TASK PROMPT
The data must be returned in full and exactly as given.

─── STORED ROWS

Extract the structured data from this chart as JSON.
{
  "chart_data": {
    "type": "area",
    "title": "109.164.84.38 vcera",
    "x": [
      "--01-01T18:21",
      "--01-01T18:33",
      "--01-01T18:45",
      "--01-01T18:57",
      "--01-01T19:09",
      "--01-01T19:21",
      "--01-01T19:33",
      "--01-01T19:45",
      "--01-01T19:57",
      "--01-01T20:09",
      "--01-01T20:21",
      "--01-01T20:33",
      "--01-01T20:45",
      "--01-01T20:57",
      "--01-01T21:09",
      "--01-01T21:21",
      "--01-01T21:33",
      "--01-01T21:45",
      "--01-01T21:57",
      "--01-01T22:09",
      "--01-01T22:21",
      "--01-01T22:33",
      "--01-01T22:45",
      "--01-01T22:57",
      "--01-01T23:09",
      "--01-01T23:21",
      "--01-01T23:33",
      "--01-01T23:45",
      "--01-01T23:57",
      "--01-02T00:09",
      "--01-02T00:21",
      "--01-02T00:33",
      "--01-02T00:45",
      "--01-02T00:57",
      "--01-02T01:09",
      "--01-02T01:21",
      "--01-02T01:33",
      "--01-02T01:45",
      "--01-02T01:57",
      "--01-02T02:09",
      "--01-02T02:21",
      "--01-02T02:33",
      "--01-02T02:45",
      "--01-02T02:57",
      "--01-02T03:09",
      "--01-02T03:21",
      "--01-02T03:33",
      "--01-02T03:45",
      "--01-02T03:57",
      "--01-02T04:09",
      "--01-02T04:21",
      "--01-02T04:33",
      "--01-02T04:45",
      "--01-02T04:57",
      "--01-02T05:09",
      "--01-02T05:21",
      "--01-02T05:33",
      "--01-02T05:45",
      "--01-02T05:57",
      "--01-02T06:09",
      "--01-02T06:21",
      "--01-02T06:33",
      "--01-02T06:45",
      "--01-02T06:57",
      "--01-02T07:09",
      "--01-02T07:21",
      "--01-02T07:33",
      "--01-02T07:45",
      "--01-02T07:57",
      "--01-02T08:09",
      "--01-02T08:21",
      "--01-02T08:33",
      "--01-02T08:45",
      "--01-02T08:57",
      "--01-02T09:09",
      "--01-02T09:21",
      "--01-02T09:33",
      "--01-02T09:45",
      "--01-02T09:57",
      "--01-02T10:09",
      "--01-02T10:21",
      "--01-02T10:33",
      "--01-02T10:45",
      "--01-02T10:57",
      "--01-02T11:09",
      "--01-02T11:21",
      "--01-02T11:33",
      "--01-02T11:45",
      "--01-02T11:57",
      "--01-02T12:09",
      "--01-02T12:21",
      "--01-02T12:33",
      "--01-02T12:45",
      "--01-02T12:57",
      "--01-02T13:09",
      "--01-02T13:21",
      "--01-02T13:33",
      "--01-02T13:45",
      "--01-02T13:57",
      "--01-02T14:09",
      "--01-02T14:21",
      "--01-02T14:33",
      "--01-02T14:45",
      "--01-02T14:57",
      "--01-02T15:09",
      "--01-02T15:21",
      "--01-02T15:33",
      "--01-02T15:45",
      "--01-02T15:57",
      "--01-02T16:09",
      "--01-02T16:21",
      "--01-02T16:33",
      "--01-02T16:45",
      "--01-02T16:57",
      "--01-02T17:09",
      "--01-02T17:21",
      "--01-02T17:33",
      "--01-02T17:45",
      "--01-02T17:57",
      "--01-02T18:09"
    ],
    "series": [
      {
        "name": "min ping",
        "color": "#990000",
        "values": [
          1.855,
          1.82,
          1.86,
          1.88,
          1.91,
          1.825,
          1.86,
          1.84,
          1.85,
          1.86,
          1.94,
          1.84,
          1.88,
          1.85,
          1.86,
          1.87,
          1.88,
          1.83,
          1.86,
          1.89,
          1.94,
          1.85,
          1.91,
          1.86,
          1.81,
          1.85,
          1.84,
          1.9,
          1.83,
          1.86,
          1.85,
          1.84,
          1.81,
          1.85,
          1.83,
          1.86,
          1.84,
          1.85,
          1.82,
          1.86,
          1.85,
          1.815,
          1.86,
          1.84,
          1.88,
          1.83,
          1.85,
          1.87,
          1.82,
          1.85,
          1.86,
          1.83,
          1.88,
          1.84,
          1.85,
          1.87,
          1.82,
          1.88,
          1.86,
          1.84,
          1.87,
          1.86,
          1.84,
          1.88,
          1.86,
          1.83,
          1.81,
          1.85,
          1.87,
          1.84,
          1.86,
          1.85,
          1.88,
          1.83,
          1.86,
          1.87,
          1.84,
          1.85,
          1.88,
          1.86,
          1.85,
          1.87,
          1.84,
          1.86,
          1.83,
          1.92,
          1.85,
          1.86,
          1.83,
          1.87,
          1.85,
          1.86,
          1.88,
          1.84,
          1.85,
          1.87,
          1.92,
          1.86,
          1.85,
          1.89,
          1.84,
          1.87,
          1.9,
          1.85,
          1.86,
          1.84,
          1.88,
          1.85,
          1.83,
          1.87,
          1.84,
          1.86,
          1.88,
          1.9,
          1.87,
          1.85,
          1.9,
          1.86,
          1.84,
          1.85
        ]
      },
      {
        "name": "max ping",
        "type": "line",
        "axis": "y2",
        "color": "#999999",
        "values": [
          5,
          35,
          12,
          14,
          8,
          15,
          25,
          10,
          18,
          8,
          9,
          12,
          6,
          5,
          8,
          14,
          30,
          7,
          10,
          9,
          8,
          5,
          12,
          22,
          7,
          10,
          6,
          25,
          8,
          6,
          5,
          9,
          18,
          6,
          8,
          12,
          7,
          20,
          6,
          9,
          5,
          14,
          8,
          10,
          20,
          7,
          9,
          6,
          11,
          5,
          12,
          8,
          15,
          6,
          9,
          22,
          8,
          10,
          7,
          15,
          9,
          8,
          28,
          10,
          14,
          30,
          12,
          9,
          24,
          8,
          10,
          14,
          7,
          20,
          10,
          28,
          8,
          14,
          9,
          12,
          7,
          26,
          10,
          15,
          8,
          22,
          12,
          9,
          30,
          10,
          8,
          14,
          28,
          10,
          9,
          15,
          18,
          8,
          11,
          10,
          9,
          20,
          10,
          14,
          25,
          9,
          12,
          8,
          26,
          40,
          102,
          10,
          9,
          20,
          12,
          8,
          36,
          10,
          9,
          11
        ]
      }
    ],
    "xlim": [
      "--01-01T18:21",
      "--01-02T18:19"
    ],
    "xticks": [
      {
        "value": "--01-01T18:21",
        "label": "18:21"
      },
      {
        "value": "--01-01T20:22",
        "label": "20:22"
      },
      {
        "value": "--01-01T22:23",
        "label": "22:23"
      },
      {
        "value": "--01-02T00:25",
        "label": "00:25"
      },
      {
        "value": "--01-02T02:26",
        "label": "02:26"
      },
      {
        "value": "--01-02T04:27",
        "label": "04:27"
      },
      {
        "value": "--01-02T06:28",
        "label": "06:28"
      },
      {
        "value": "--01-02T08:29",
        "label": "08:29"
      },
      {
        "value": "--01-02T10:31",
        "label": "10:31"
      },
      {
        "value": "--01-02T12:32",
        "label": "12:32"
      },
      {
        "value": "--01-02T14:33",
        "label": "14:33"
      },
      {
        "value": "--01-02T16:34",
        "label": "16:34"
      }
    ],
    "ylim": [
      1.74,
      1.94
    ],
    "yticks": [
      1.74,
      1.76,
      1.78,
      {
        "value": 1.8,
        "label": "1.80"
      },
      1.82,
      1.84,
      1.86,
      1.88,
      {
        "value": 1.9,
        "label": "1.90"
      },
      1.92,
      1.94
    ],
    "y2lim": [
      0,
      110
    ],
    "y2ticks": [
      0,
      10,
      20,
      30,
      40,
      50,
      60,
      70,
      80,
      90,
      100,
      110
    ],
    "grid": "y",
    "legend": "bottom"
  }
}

──────

ANSWER TO THE EXERCISE
Extract the structured data from this chart as JSON.
{
  "chart_data": {
    "type": "area",
    "title": "109.164.84.38 vcera",
    "x": [
      "--01-01T18:21",
      "--01-01T18:33",
      "--01-01T18:45",
      "--01-01T18:57",
      "--01-01T19:09",
      "--01-01T19:21",
      "--01-01T19:33",
      "--01-01T19:45",
      "--01-01T19:57",
      "--01-01T20:09",
      "--01-01T20:21",
      "--01-01T20:33",
      "--01-01T20:45",
      "--01-01T20:57",
      "--01-01T21:09",
      "--01-01T21:21",
      "--01-01T21:33",
      "--01-01T21:45",
      "--01-01T21:57",
      "--01-01T22:09",
      "--01-01T22:21",
      "--01-01T22:33",
      "--01-01T22:45",
      "--01-01T22:57",
      "--01-01T23:09",
      "--01-01T23:21",
      "--01-01T23:33",
      "--01-01T23:45",
      "--01-01T23:57",
      "--01-02T00:09",
      "--01-02T00:21",
      "--01-02T00:33",
      "--01-02T00:45",
      "--01-02T00:57",
      "--01-02T01:09",
      "--01-02T01:21",
      "--01-02T01:33",
      "--01-02T01:45",
      "--01-02T01:57",
      "--01-02T02:09",
      "--01-02T02:21",
      "--01-02T02:33",
      "--01-02T02:45",
      "--01-02T02:57",
      "--01-02T03:09",
      "--01-02T03:21",
      "--01-02T03:33",
      "--01-02T03:45",
      "--01-02T03:57",
      "--01-02T04:09",
      "--01-02T04:21",
      "--01-02T04:33",
      "--01-02T04:45",
      "--01-02T04:57",
      "--01-02T05:09",
      "--01-02T05:21",
      "--01-02T05:33",
      "--01-02T05:45",
      "--01-02T05:57",
      "--01-02T06:09",
      "--01-02T06:21",
      "--01-02T06:33",
      "--01-02T06:45",
      "--01-02T06:57",
      "--01-02T07:09",
      "--01-02T07:21",
      "--01-02T07:33",
      "--01-02T07:45",
      "--01-02T07:57",
      "--01-02T08:09",
      "--01-02T08:21",
      "--01-02T08:33",
      "--01-02T08:45",
      "--01-02T08:57",
      "--01-02T09:09",
      "--01-02T09:21",
      "--01-02T09:33",
      "--01-02T09:45",
      "--01-02T09:57",
      "--01-02T10:09",
      "--01-02T10:21",
      "--01-02T10:33",
      "--01-02T10:45",
      "--01-02T10:57",
      "--01-02T11:09",
      "--01-02T11:21",
      "--01-02T11:33",
      "--01-02T11:45",
      "--01-02T11:57",
      "--01-02T12:09",
      "--01-02T12:21",
      "--01-02T12:33",
      "--01-02T12:45",
      "--01-02T12:57",
      "--01-02T13:09",
      "--01-02T13:21",
      "--01-02T13:33",
      "--01-02T13:45",
      "--01-02T13:57",
      "--01-02T14:09",
      "--01-02T14:21",
      "--01-02T14:33",
      "--01-02T14:45",
      "--01-02T14:57",
      "--01-02T15:09",
      "--01-02T15:21",
      "--01-02T15:33",
      "--01-02T15:45",
      "--01-02T15:57",
      "--01-02T16:09",
      "--01-02T16:21",
      "--01-02T16:33",
      "--01-02T16:45",
      "--01-02T16:57",
      "--01-02T17:09",
      "--01-02T17:21",
      "--01-02T17:33",
      "--01-02T17:45",
      "--01-02T17:57",
      "--01-02T18:09"
    ],
    "series": [
      {
        "name": "min ping",
        "color": "#990000",
        "values": [
          1.855,
          1.82,
          1.86,
          1.88,
          1.91,
          1.825,
          1.86,
          1.84,
          1.85,
          1.86,
          1.94,
          1.84,
          1.88,
          1.85,
          1.86,
          1.87,
          1.88,
          1.83,
          1.86,
          1.89,
          1.94,
          1.85,
          1.91,
          1.86,
          1.81,
          1.85,
          1.84,
          1.9,
          1.83,
          1.86,
          1.85,
          1.84,
          1.81,
          1.85,
          1.83,
          1.86,
          1.84,
          1.85,
          1.82,
          1.86,
          1.85,
          1.815,
          1.86,
          1.84,
          1.88,
          1.83,
          1.85,
          1.87,
          1.82,
          1.85,
          1.86,
          1.83,
          1.88,
          1.84,
          1.85,
          1.87,
          1.82,
          1.88,
          1.86,
          1.84,
          1.87,
          1.86,
          1.84,
          1.88,
          1.86,
          1.83,
          1.81,
          1.85,
          1.87,
          1.84,
          1.86,
          1.85,
          1.88,
          1.83,
          1.86,
          1.87,
          1.84,
          1.85,
          1.88,
          1.86,
          1.85,
          1.87,
          1.84,
          1.86,
          1.83,
          1.92,
          1.85,
          1.86,
          1.83,
          1.87,
          1.85,
          1.86,
          1.88,
          1.84,
          1.85,
          1.87,
          1.92,
          1.86,
          1.85,
          1.89,
          1.84,
          1.87,
          1.9,
          1.85,
          1.86,
          1.84,
          1.88,
          1.85,
          1.83,
          1.87,
          1.84,
          1.86,
          1.88,
          1.9,
          1.87,
          1.85,
          1.9,
          1.86,
          1.84,
          1.85
        ]
      },
      {
        "name": "max ping",
        "type": "line",
        "axis": "y2",
        "color": "#999999",
        "values": [
          5,
          35,
          12,
          14,
          8,
          15,
          25,
          10,
          18,
          8,
          9,
          12,
          6,
          5,
          8,
          14,
          30,
          7,
          10,
          9,
          8,
          5,
          12,
          22,
          7,
          10,
          6,
          25,
          8,
          6,
          5,
          9,
          18,
          6,
          8,
          12,
          7,
          20,
          6,
          9,
          5,
          14,
          8,
          10,
          20,
          7,
          9,
          6,
          11,
          5,
          12,
          8,
          15,
          6,
          9,
          22,
          8,
          10,
          7,
          15,
          9,
          8,
          28,
          10,
          14,
          30,
          12,
          9,
          24,
          8,
          10,
          14,
          7,
          20,
          10,
          28,
          8,
          14,
          9,
          12,
          7,
          26,
          10,
          15,
          8,
          22,
          12,
          9,
          30,
          10,
          8,
          14,
          28,
          10,
          9,
          15,
          18,
          8,
          11,
          10,
          9,
          20,
          10,
          14,
          25,
          9,
          12,
          8,
          26,
          40,
          102,
          10,
          9,
          20,
          12,
          8,
          36,
          10,
          9,
          11
        ]
      }
    ],
    "xlim": [
      "--01-01T18:21",
      "--01-02T18:19"
    ],
    "xticks": [
      {
        "value": "--01-01T18:21",
        "label": "18:21"
      },
      {
        "value": "--01-01T20:22",
        "label": "20:22"
      },
      {
        "value": "--01-01T22:23",
        "label": "22:23"
      },
      {
        "value": "--01-02T00:25",
        "label": "00:25"
      },
      {
        "value": "--01-02T02:26",
        "label": "02:26"
      },
      {
        "value": "--01-02T04:27",
        "label": "04:27"
      },
      {
        "value": "--01-02T06:28",
        "label": "06:28"
      },
      {
        "value": "--01-02T08:29",
        "label": "08:29"
      },
      {
        "value": "--01-02T10:31",
        "label": "10:31"
      },
      {
        "value": "--01-02T12:32",
        "label": "12:32"
      },
      {
        "value": "--01-02T14:33",
        "label": "14:33"
      },
      {
        "value": "--01-02T16:34",
        "label": "16:34"
      }
    ],
    "ylim": [
      1.74,
      1.94
    ],
    "yticks": [
      1.74,
      1.76,
      1.78,
      {
        "value": 1.8,
        "label": "1.80"
      },
      1.82,
      1.84,
      1.86,
      1.88,
      {
        "value": 1.9,
        "label": "1.90"
      },
      1.92,
      1.94
    ],
    "y2lim": [
      0,
      110
    ],
    "y2ticks": [
      0,
      10,
      20,
      30,
      40,
      50,
      60,
      70,
      80,
      90,
      100,
      110
    ],
    "grid": "y",
    "legend": "bottom"
  }
}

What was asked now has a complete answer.